(Extracted data entries)
++++++++

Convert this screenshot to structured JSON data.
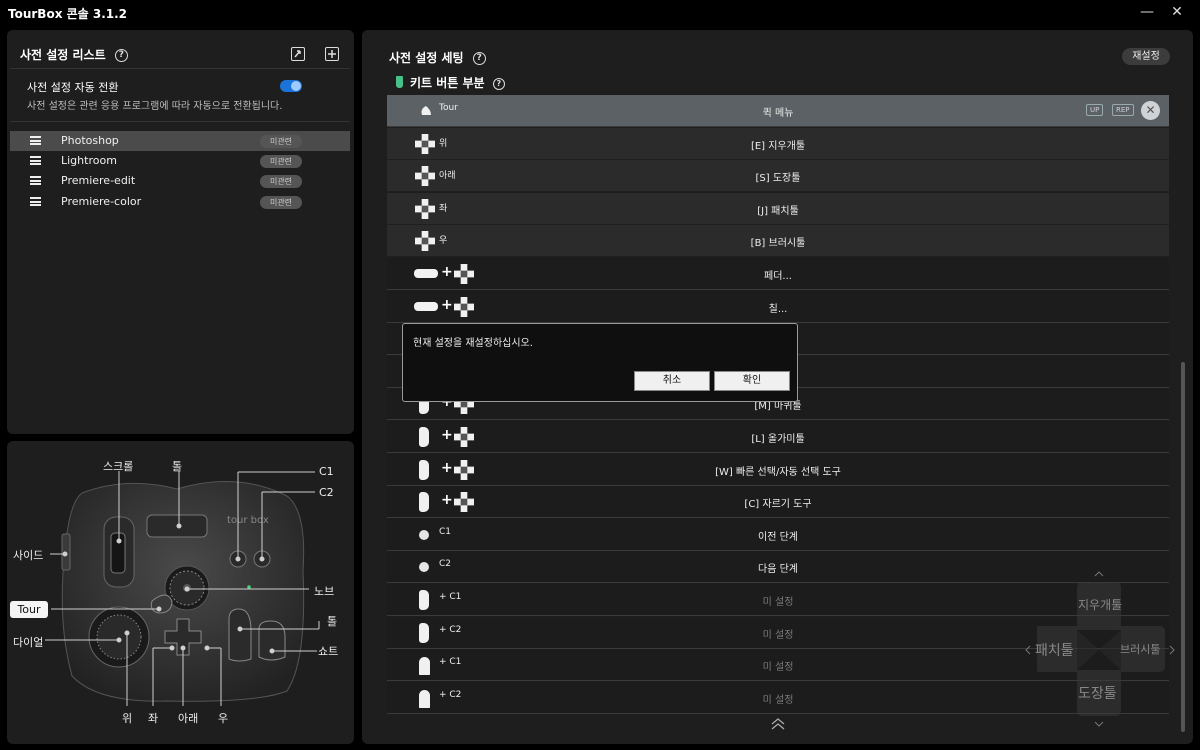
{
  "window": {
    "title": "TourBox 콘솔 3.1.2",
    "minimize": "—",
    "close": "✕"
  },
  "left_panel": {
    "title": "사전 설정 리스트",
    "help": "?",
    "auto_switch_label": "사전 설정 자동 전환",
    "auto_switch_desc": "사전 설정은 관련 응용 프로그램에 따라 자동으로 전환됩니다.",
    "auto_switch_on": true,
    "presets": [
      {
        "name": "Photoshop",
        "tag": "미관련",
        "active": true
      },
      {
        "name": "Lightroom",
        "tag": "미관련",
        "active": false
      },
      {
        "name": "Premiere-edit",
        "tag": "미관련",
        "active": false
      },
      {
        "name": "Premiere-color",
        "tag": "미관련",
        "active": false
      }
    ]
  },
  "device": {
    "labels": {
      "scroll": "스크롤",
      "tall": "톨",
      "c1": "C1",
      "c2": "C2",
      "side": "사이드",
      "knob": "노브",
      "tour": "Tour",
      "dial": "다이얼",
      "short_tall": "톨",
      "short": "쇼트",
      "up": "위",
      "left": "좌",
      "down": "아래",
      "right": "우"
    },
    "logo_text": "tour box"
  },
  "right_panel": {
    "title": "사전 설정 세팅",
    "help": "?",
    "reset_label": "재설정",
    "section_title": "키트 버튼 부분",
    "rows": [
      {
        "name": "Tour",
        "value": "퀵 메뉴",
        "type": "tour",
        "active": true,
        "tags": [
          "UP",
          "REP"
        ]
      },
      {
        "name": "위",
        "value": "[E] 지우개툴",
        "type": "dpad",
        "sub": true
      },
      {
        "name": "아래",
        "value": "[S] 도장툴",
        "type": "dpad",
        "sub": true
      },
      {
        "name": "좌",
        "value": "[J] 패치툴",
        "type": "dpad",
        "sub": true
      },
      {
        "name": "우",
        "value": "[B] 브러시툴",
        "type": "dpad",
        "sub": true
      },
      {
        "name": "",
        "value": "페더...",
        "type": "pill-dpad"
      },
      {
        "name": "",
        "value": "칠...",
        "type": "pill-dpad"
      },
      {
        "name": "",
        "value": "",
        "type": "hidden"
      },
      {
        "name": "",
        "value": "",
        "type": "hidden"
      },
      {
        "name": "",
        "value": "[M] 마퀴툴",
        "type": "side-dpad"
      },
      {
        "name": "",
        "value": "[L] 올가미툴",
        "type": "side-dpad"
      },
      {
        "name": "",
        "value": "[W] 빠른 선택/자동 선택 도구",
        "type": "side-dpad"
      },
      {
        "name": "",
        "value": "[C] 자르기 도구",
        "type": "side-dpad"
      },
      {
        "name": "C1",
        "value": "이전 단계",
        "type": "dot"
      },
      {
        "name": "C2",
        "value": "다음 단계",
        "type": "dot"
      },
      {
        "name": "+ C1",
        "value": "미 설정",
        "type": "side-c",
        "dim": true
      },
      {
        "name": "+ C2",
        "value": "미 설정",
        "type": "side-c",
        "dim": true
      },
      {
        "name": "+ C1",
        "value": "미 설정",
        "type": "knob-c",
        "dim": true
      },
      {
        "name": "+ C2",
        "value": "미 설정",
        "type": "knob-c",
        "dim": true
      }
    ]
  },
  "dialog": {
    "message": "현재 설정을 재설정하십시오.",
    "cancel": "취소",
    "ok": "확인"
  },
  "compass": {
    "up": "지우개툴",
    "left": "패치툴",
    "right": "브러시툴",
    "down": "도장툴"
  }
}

++++++++

■ Instructions to follow
Your copy should match the entries exactly, minus the pictures.

■ The response
Convert this screenshot to structured JSON data.
{
  "window": {
    "title": "TourBox 콘솔 3.1.2",
    "minimize": "—",
    "close": "✕"
  },
  "left_panel": {
    "title": "사전 설정 리스트",
    "help": "?",
    "auto_switch_label": "사전 설정 자동 전환",
    "auto_switch_desc": "사전 설정은 관련 응용 프로그램에 따라 자동으로 전환됩니다.",
    "auto_switch_on": true,
    "presets": [
      {
        "name": "Photoshop",
        "tag": "미관련",
        "active": true
      },
      {
        "name": "Lightroom",
        "tag": "미관련",
        "active": false
      },
      {
        "name": "Premiere-edit",
        "tag": "미관련",
        "active": false
      },
      {
        "name": "Premiere-color",
        "tag": "미관련",
        "active": false
      }
    ]
  },
  "device": {
    "labels": {
      "scroll": "스크롤",
      "tall": "톨",
      "c1": "C1",
      "c2": "C2",
      "side": "사이드",
      "knob": "노브",
      "tour": "Tour",
      "dial": "다이얼",
      "short_tall": "톨",
      "short": "쇼트",
      "up": "위",
      "left": "좌",
      "down": "아래",
      "right": "우"
    },
    "logo_text": "tour box"
  },
  "right_panel": {
    "title": "사전 설정 세팅",
    "help": "?",
    "reset_label": "재설정",
    "section_title": "키트 버튼 부분",
    "rows": [
      {
        "name": "Tour",
        "value": "퀵 메뉴",
        "type": "tour",
        "active": true,
        "tags": [
          "UP",
          "REP"
        ]
      },
      {
        "name": "위",
        "value": "[E] 지우개툴",
        "type": "dpad",
        "sub": true
      },
      {
        "name": "아래",
        "value": "[S] 도장툴",
        "type": "dpad",
        "sub": true
      },
      {
        "name": "좌",
        "value": "[J] 패치툴",
        "type": "dpad",
        "sub": true
      },
      {
        "name": "우",
        "value": "[B] 브러시툴",
        "type": "dpad",
        "sub": true
      },
      {
        "name": "",
        "value": "페더...",
        "type": "pill-dpad"
      },
      {
        "name": "",
        "value": "칠...",
        "type": "pill-dpad"
      },
      {
        "name": "",
        "value": "",
        "type": "hidden"
      },
      {
        "name": "",
        "value": "",
        "type": "hidden"
      },
      {
        "name": "",
        "value": "[M] 마퀴툴",
        "type": "side-dpad"
      },
      {
        "name": "",
        "value": "[L] 올가미툴",
        "type": "side-dpad"
      },
      {
        "name": "",
        "value": "[W] 빠른 선택/자동 선택 도구",
        "type": "side-dpad"
      },
      {
        "name": "",
        "value": "[C] 자르기 도구",
        "type": "side-dpad"
      },
      {
        "name": "C1",
        "value": "이전 단계",
        "type": "dot"
      },
      {
        "name": "C2",
        "value": "다음 단계",
        "type": "dot"
      },
      {
        "name": "+ C1",
        "value": "미 설정",
        "type": "side-c",
        "dim": true
      },
      {
        "name": "+ C2",
        "value": "미 설정",
        "type": "side-c",
        "dim": true
      },
      {
        "name": "+ C1",
        "value": "미 설정",
        "type": "knob-c",
        "dim": true
      },
      {
        "name": "+ C2",
        "value": "미 설정",
        "type": "knob-c",
        "dim": true
      }
    ]
  },
  "dialog": {
    "message": "현재 설정을 재설정하십시오.",
    "cancel": "취소",
    "ok": "확인"
  },
  "compass": {
    "up": "지우개툴",
    "left": "패치툴",
    "right": "브러시툴",
    "down": "도장툴"
  }
}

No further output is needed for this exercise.